_REQUEST_:
Reproduce all lines of the listing below in which the word "Tickets" occurs.

_TASK DATA_:
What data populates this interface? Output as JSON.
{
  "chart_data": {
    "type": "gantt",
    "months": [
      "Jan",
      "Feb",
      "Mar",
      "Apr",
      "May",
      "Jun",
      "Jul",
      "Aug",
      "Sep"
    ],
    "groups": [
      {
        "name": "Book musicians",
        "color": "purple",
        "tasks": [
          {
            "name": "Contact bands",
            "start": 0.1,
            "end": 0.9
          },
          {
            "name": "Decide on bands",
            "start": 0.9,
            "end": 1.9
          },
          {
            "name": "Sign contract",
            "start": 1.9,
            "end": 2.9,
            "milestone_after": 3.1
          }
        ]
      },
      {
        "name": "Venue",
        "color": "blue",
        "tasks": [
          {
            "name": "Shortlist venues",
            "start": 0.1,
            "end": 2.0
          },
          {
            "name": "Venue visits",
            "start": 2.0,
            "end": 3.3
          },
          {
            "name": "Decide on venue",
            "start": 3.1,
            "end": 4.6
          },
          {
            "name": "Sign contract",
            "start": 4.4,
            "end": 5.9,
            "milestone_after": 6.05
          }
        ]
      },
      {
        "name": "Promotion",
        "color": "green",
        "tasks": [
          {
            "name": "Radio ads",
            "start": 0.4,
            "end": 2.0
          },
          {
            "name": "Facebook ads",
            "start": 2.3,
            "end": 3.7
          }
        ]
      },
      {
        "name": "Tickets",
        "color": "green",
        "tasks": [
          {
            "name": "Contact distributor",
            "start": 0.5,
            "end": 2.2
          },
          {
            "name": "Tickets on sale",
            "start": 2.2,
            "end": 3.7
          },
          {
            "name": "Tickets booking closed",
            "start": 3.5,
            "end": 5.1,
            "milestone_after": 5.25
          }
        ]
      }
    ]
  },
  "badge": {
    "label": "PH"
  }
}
...
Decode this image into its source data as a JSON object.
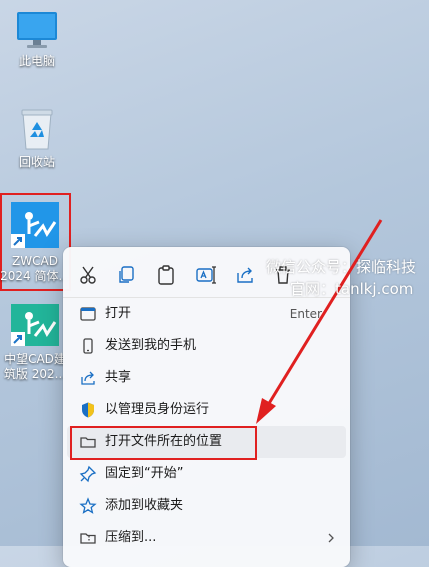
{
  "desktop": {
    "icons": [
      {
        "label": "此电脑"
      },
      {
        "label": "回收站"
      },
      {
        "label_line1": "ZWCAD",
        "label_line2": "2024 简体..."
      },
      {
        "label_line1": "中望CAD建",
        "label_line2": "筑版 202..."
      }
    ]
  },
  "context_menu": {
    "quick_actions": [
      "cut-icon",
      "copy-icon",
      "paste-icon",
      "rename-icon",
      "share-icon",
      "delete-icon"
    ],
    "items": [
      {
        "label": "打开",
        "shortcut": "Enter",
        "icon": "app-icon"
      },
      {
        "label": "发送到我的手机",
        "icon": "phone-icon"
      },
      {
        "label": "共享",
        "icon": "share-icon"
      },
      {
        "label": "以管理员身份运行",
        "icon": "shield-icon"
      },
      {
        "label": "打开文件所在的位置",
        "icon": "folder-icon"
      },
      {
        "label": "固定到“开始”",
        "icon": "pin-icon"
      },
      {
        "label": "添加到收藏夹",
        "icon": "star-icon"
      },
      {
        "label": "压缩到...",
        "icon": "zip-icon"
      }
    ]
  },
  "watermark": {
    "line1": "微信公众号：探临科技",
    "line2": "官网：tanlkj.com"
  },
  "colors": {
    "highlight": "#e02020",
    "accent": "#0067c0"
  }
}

_RESPONSE FOR THIS EXERCISE_:
        "name": "Tickets",
            "name": "Tickets on sale",
            "name": "Tickets booking closed",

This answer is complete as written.